Supplied data:
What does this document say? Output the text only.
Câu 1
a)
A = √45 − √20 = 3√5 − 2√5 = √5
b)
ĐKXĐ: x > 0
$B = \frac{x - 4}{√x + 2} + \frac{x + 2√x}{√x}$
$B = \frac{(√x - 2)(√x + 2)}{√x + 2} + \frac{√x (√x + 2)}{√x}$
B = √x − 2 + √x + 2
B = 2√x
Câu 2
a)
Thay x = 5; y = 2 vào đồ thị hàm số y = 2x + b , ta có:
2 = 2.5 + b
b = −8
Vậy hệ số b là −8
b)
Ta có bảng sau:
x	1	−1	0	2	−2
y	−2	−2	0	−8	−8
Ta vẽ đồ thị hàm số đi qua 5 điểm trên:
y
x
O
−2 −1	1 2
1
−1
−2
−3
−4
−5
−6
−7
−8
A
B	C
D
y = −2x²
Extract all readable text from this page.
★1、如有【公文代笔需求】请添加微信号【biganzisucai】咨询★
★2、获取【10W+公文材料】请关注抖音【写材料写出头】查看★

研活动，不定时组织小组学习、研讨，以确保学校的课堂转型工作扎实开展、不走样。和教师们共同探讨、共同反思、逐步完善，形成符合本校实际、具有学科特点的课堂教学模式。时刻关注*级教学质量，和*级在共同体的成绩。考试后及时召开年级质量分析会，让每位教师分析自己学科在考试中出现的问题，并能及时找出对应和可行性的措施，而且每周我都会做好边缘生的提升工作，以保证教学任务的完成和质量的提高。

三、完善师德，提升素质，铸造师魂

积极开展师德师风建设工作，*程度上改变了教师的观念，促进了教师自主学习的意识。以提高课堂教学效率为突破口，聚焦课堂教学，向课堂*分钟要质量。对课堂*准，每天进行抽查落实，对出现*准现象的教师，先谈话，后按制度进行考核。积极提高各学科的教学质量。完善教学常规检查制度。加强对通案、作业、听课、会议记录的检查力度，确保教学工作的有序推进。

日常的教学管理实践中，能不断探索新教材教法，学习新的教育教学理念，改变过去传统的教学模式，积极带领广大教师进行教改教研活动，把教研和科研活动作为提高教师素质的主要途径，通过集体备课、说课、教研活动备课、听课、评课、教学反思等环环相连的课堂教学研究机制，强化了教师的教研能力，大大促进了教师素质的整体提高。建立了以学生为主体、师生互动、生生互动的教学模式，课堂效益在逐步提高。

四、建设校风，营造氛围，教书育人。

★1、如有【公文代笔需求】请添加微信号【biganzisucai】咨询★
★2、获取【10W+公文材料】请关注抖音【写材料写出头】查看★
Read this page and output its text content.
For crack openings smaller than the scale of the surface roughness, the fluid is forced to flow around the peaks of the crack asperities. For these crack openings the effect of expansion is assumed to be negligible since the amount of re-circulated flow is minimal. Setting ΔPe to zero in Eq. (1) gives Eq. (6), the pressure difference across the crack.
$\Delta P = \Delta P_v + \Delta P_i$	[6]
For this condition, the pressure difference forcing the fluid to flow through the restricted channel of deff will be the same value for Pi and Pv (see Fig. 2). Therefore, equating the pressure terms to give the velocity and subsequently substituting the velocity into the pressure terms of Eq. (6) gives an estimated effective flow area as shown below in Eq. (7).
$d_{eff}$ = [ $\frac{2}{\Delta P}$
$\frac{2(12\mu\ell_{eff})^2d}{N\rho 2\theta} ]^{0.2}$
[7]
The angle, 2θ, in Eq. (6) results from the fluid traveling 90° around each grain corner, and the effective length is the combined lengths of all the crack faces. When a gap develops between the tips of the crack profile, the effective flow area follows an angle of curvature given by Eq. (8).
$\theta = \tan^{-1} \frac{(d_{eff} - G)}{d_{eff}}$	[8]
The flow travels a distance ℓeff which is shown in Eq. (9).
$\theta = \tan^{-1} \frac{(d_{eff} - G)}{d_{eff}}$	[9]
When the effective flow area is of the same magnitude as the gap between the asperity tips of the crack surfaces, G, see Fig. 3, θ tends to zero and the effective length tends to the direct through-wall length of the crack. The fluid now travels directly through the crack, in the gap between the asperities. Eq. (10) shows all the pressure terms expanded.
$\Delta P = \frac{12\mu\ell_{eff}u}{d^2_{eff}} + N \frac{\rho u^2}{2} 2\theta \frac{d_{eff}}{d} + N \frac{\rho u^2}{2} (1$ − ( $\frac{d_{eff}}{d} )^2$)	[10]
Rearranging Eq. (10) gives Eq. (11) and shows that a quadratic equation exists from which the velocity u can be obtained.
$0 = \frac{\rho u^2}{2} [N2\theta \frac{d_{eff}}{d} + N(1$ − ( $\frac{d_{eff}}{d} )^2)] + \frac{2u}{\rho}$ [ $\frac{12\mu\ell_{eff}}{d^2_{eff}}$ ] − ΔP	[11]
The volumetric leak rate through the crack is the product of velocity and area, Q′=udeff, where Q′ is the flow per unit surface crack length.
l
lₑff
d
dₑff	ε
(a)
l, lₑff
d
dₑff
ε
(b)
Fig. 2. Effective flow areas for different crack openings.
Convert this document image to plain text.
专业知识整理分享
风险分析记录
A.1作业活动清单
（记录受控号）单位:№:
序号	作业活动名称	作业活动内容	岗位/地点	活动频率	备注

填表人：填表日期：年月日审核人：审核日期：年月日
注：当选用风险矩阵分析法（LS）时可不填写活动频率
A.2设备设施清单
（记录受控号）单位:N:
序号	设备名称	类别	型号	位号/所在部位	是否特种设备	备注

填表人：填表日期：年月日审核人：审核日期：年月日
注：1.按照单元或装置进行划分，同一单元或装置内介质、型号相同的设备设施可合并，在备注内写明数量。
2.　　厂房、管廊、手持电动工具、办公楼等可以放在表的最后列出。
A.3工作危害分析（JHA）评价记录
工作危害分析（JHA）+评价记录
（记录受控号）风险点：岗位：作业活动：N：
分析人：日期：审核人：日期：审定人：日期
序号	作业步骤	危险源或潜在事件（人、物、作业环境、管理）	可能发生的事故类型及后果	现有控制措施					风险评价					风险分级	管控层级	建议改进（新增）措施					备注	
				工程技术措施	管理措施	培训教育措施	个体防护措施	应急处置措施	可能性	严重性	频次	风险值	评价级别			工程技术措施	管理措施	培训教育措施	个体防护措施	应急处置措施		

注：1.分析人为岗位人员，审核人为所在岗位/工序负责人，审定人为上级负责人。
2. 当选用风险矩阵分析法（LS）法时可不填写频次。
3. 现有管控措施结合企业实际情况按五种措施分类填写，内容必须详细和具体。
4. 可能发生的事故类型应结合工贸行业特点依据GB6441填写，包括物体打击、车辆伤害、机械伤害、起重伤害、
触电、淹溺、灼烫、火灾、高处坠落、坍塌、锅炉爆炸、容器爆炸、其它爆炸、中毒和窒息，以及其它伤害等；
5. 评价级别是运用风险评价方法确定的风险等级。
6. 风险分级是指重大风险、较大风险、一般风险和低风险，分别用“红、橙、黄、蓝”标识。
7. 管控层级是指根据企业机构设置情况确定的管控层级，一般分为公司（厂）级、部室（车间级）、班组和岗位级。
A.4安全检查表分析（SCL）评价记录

Written instruction:
Go through the listing above and locate each line that holds the word "tips". Copy those lines.

The solution:
The angle, 2θ, in Eq. (6) results from the fluid traveling 90° around each grain corner, and the effective length is the combined lengths of all the crack faces. When a gap develops between the tips of the crack profile, the effective flow area follows an angle of curvature given by Eq. (8).
When the effective flow area is of the same magnitude as the gap between the asperity tips of the crack surfaces, G, see Fig. 3, θ tends to zero and the effective length tends to the direct through-wall length of the crack. The fluid now travels directly through the crack, in the gap between the asperities. Eq. (10) shows all the pressure terms expanded.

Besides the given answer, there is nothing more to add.